Supplied data start
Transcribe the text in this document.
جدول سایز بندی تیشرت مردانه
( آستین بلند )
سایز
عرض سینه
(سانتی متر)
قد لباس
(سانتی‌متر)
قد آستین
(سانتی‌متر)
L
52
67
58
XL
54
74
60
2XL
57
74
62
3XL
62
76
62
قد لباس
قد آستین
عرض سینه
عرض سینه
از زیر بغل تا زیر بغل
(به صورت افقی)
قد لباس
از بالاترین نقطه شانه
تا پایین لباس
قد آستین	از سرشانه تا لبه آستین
Supplied data end
Tally the lines of the data that contain the string "آستین" and report the total alone.

4